▶ [Instruction]: Copy out, character for character, the lines in the records that run from the line containing "line-series — [73, 50, 413, 249]" through the line containing "y-tick-label: 3 in — [568, 214, 592, 226]", both of those lines included.

Data entries:
● ● ● ● ●
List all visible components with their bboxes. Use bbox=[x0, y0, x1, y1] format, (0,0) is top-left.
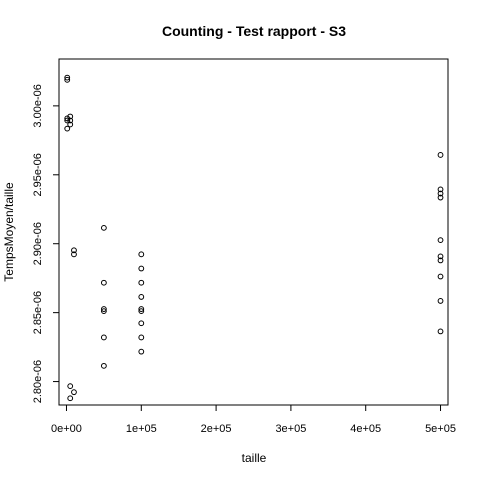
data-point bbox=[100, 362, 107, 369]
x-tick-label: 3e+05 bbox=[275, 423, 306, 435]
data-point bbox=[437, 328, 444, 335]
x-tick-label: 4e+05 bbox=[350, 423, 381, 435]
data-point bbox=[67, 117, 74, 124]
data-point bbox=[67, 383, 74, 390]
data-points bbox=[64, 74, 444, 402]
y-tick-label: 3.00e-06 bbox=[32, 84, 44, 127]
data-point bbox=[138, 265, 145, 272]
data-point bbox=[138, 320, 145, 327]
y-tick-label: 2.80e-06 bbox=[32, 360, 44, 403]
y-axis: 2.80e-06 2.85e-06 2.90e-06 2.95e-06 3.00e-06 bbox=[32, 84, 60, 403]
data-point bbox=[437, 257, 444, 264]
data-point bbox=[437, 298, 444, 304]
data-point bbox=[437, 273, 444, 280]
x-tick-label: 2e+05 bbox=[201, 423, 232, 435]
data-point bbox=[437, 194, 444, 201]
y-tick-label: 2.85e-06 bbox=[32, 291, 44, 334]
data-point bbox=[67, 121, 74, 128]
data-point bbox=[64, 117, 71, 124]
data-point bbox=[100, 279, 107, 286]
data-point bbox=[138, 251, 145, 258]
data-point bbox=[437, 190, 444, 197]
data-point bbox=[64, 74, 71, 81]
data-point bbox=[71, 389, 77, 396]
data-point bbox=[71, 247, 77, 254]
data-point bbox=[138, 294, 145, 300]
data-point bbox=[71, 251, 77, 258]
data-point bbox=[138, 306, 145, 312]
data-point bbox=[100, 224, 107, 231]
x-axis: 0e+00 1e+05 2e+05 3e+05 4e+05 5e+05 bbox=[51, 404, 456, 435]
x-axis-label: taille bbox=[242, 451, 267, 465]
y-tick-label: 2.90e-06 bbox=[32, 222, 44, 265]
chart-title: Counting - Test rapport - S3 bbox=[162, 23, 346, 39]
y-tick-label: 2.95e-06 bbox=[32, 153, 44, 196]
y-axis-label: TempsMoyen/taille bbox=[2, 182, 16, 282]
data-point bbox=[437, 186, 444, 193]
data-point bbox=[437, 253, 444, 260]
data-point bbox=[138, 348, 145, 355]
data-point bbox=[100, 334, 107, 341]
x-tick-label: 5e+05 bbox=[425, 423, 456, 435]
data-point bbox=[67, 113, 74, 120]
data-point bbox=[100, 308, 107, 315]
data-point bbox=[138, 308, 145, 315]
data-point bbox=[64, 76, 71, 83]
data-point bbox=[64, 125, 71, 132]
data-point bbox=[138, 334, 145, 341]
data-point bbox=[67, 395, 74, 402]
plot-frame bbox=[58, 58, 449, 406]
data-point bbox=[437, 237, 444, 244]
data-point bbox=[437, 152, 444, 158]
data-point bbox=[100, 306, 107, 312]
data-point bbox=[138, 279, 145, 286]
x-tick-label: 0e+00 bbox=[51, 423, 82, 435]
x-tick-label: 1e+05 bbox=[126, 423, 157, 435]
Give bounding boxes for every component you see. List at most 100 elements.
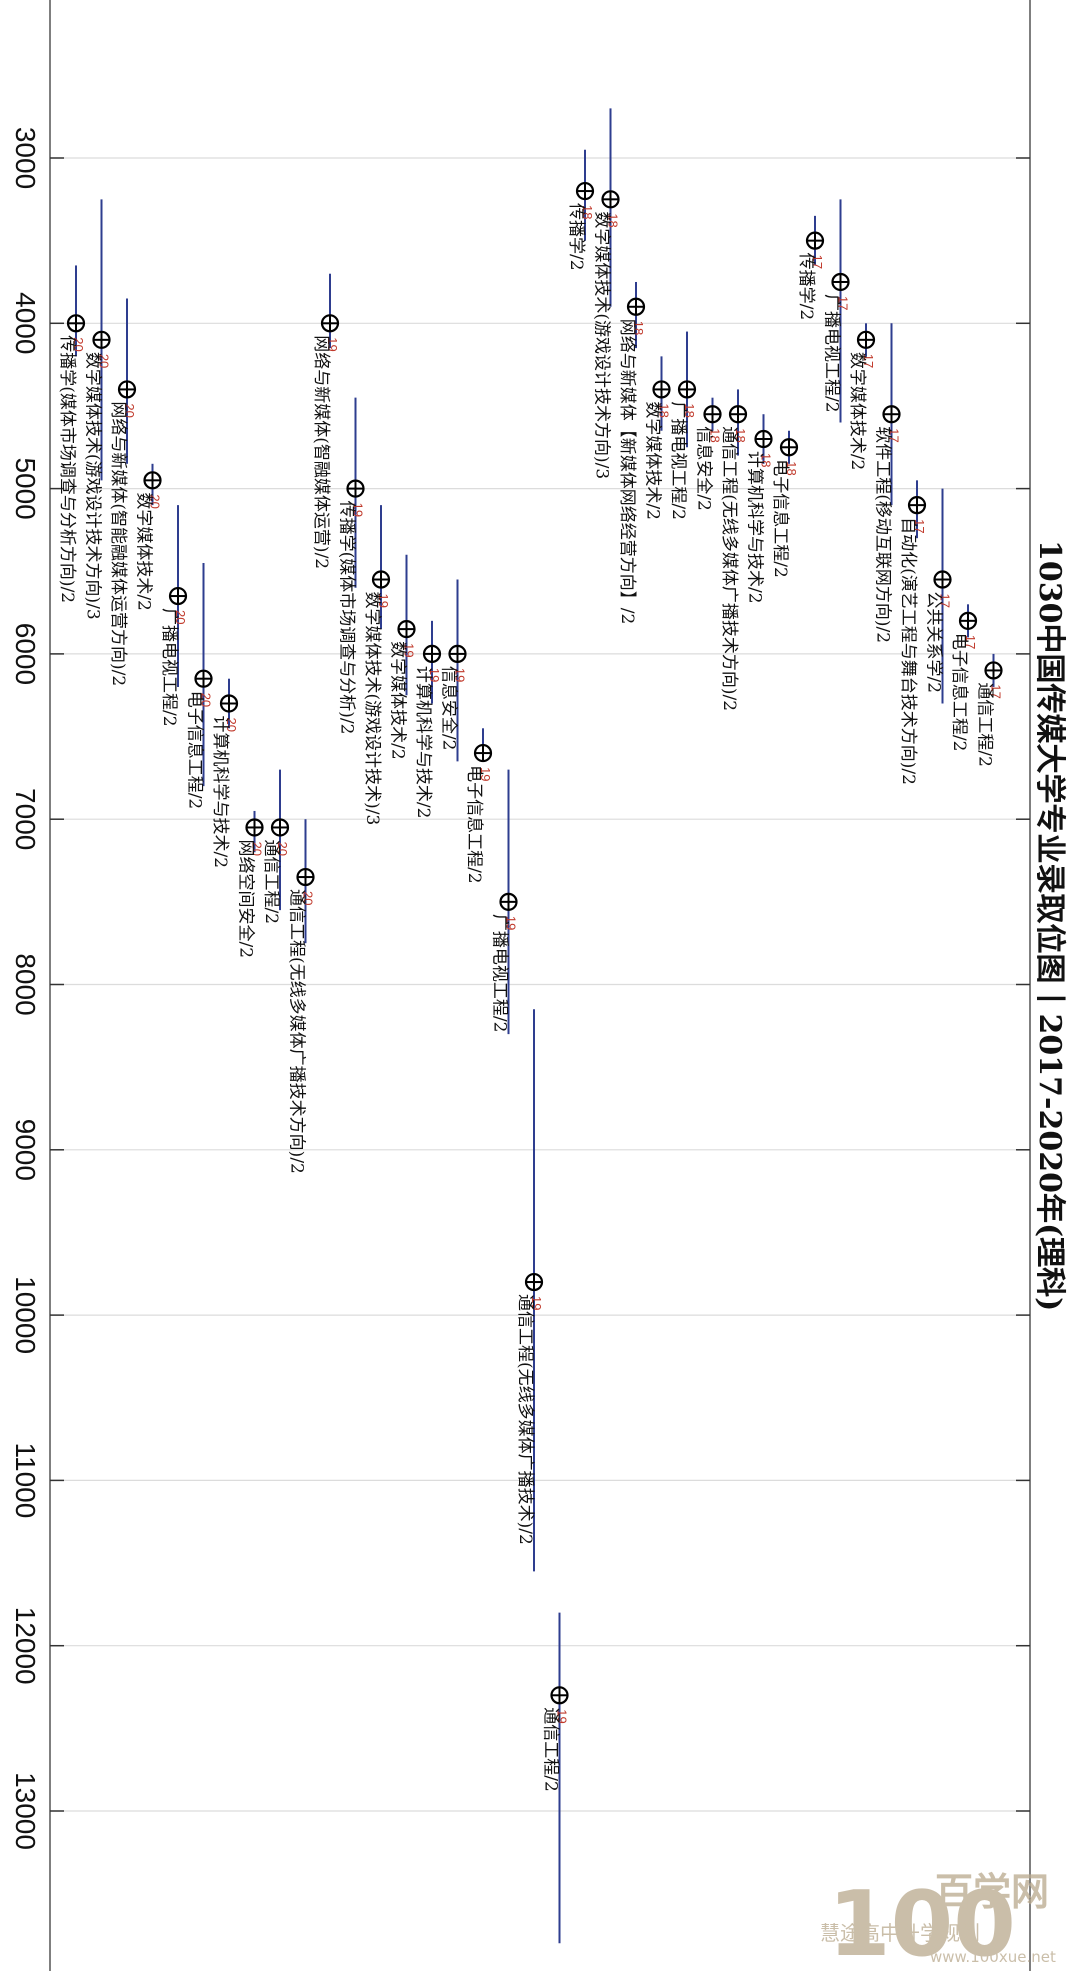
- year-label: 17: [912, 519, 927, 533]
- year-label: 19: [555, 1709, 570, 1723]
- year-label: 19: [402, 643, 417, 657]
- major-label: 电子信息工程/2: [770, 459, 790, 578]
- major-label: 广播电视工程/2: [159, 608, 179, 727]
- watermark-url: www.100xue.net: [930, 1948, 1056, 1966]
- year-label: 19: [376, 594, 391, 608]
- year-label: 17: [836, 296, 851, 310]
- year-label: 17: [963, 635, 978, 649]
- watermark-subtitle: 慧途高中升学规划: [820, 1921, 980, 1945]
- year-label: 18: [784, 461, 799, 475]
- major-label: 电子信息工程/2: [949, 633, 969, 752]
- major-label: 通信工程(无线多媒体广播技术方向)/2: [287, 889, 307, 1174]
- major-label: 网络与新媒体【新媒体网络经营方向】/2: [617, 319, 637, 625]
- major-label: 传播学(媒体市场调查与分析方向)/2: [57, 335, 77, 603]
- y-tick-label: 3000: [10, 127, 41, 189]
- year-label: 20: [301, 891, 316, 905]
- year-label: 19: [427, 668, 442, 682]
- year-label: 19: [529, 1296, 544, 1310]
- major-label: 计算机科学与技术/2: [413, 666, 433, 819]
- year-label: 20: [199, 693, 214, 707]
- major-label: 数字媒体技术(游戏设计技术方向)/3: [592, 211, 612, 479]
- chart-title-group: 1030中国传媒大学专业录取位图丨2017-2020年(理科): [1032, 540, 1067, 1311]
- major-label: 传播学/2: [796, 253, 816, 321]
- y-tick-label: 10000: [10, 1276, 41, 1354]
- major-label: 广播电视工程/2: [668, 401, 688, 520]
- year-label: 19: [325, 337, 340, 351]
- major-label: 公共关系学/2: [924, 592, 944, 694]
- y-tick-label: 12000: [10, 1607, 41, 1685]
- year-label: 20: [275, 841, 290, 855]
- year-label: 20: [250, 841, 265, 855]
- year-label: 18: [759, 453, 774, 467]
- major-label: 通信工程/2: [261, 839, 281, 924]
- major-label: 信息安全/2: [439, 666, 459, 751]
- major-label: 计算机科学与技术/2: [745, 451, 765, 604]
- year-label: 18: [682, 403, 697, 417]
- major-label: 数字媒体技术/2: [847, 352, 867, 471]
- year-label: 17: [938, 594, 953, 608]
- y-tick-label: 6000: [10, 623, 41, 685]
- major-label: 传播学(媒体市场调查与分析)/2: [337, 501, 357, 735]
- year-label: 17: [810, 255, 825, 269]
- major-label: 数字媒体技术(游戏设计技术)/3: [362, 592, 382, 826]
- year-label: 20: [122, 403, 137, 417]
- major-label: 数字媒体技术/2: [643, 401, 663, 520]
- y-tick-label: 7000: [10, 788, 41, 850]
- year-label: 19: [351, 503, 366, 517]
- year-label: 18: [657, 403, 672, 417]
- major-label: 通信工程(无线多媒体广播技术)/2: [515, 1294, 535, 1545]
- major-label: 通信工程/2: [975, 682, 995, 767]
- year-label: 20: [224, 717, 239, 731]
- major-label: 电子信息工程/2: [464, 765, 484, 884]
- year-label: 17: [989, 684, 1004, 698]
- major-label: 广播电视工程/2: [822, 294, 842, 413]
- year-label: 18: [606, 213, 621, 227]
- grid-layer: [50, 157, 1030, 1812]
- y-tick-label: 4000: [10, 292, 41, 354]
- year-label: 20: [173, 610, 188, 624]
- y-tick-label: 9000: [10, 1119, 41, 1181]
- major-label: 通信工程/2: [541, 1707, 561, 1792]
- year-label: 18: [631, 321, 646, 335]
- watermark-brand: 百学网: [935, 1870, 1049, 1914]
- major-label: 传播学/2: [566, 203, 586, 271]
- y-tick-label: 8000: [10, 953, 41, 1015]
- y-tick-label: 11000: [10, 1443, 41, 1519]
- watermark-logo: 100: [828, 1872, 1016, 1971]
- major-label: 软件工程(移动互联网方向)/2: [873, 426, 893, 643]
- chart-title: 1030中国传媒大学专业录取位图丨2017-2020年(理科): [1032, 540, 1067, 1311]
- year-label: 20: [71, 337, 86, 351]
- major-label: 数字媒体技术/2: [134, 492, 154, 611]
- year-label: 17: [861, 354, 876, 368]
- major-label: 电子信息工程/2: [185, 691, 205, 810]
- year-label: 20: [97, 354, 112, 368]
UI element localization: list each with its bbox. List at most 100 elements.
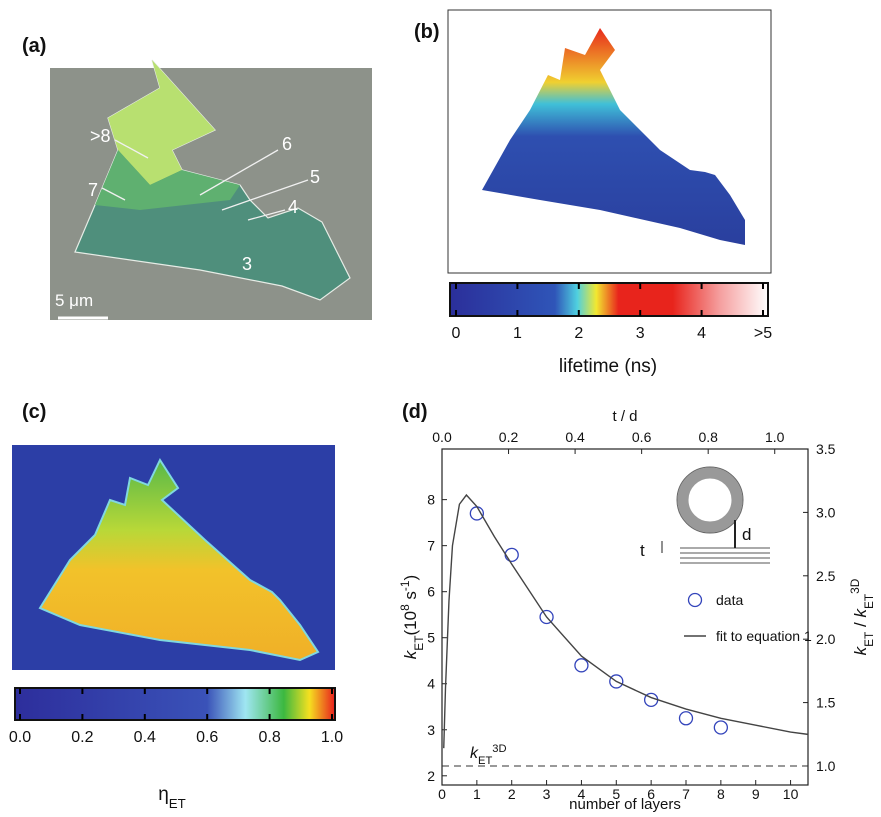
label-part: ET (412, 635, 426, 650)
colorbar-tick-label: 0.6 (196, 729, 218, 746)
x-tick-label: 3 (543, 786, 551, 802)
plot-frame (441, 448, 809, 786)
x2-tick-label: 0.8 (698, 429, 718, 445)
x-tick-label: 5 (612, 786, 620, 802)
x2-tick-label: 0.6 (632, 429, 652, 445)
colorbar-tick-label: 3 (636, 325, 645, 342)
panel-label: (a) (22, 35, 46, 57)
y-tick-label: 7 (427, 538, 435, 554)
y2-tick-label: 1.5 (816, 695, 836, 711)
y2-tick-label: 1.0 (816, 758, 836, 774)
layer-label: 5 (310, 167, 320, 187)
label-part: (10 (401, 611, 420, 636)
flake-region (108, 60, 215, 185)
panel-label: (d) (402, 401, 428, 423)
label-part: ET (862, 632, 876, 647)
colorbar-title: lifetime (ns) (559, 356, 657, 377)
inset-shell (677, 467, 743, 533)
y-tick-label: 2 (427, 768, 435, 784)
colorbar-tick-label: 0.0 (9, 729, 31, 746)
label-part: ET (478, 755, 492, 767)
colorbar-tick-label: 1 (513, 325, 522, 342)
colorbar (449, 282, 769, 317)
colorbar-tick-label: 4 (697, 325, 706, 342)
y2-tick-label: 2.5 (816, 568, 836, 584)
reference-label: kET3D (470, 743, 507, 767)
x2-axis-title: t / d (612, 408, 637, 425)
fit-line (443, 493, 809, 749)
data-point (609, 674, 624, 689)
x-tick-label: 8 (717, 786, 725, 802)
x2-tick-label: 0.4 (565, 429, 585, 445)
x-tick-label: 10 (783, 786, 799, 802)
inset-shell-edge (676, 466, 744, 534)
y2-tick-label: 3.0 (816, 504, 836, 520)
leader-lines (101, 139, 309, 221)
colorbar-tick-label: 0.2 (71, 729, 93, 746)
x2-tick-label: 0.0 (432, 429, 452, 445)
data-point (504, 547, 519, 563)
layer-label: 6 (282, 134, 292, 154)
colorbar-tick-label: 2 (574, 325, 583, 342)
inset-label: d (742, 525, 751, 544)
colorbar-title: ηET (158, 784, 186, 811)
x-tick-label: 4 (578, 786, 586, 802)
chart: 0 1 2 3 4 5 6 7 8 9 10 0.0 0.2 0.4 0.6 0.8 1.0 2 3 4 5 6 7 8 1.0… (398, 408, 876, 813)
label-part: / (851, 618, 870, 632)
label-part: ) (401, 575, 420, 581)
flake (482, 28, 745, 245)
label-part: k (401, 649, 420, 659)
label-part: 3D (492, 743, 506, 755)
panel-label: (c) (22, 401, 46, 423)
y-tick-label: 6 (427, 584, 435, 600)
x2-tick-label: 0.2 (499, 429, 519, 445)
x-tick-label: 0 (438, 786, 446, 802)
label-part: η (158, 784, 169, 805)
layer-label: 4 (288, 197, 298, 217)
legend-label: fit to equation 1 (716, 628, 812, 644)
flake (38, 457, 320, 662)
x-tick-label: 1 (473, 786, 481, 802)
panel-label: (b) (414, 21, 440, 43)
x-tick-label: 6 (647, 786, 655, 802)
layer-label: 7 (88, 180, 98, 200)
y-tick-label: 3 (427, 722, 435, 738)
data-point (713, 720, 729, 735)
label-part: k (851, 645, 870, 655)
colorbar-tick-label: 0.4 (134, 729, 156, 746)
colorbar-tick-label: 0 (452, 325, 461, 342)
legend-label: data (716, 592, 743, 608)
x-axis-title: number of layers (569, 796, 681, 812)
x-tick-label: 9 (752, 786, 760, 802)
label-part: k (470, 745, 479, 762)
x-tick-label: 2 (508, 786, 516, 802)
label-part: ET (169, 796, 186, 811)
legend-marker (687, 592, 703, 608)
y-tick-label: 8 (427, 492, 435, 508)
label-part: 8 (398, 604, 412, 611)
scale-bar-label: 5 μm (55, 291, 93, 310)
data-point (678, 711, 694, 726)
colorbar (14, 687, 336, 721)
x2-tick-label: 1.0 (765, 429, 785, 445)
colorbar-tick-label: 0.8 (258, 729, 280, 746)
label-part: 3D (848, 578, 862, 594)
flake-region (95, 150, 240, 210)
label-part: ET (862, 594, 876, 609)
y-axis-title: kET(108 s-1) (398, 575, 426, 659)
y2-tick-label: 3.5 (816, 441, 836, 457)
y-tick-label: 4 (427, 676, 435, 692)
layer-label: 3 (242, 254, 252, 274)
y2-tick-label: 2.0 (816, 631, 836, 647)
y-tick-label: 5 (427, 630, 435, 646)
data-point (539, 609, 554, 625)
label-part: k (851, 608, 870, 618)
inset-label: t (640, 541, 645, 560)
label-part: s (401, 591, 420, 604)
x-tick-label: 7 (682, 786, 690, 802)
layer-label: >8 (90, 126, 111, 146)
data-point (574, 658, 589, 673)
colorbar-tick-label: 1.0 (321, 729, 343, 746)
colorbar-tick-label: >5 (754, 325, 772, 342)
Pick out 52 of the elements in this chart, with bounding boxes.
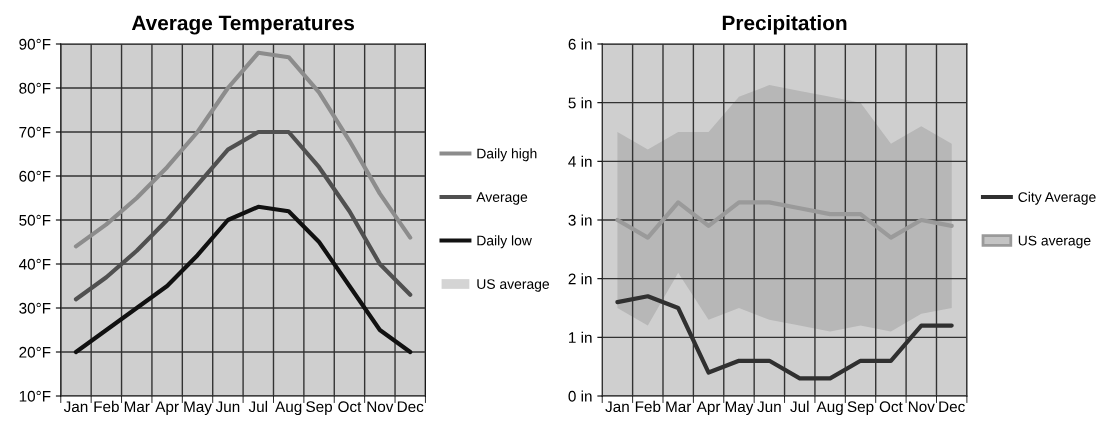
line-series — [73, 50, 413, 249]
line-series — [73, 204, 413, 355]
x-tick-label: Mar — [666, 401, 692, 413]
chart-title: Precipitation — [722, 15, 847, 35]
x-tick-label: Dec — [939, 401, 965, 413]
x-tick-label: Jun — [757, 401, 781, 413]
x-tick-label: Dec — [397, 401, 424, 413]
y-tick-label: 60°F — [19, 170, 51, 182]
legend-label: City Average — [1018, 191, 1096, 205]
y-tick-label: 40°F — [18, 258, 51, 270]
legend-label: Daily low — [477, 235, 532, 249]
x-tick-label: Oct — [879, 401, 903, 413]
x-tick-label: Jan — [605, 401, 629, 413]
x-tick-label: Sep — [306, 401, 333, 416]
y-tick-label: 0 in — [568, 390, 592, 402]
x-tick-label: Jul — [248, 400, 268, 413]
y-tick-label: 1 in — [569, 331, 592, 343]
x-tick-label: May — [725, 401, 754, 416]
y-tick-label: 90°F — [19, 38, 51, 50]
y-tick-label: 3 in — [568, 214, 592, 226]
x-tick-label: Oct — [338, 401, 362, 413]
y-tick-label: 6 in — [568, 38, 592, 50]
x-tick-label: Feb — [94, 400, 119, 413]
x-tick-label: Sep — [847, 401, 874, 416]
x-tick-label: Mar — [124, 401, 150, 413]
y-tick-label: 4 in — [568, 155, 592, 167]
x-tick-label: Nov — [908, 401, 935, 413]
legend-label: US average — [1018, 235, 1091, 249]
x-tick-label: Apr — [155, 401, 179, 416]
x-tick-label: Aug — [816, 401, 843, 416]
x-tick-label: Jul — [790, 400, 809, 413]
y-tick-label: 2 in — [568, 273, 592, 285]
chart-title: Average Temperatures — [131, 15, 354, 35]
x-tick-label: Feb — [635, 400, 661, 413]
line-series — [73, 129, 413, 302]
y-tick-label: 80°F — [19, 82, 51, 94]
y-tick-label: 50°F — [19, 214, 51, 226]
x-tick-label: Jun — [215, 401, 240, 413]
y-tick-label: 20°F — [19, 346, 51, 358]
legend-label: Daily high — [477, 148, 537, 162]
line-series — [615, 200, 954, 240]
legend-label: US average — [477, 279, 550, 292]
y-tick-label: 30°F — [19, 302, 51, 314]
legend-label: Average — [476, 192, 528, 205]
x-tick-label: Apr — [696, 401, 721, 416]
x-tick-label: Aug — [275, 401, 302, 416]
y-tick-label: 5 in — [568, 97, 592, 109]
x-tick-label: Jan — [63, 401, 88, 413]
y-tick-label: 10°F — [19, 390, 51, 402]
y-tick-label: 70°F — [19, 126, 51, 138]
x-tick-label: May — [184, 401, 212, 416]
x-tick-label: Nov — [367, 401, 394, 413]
● ● ● ● ●
▶ [The output]:
line-series — [73, 50, 413, 249]
line-series — [73, 204, 413, 355]
x-tick-label: Mar — [666, 401, 692, 413]
chart-title: Precipitation — [722, 15, 847, 35]
x-tick-label: Dec — [939, 401, 965, 413]
x-tick-label: Jun — [757, 401, 781, 413]
x-tick-label: Dec — [397, 401, 424, 413]
y-tick-label: 60°F — [19, 170, 51, 182]
legend-label: City Average — [1018, 191, 1096, 205]
y-tick-label: 40°F — [18, 258, 51, 270]
legend-label: Daily low — [477, 235, 532, 249]
x-tick-label: Oct — [879, 401, 903, 413]
x-tick-label: Jan — [605, 401, 629, 413]
x-tick-label: Sep — [306, 401, 333, 416]
y-tick-label: 0 in — [568, 390, 592, 402]
x-tick-label: Jul — [248, 400, 268, 413]
y-tick-label: 1 in — [569, 331, 592, 343]
x-tick-label: May — [725, 401, 754, 416]
y-tick-label: 90°F — [19, 38, 51, 50]
y-tick-label: 3 in — [568, 214, 592, 226]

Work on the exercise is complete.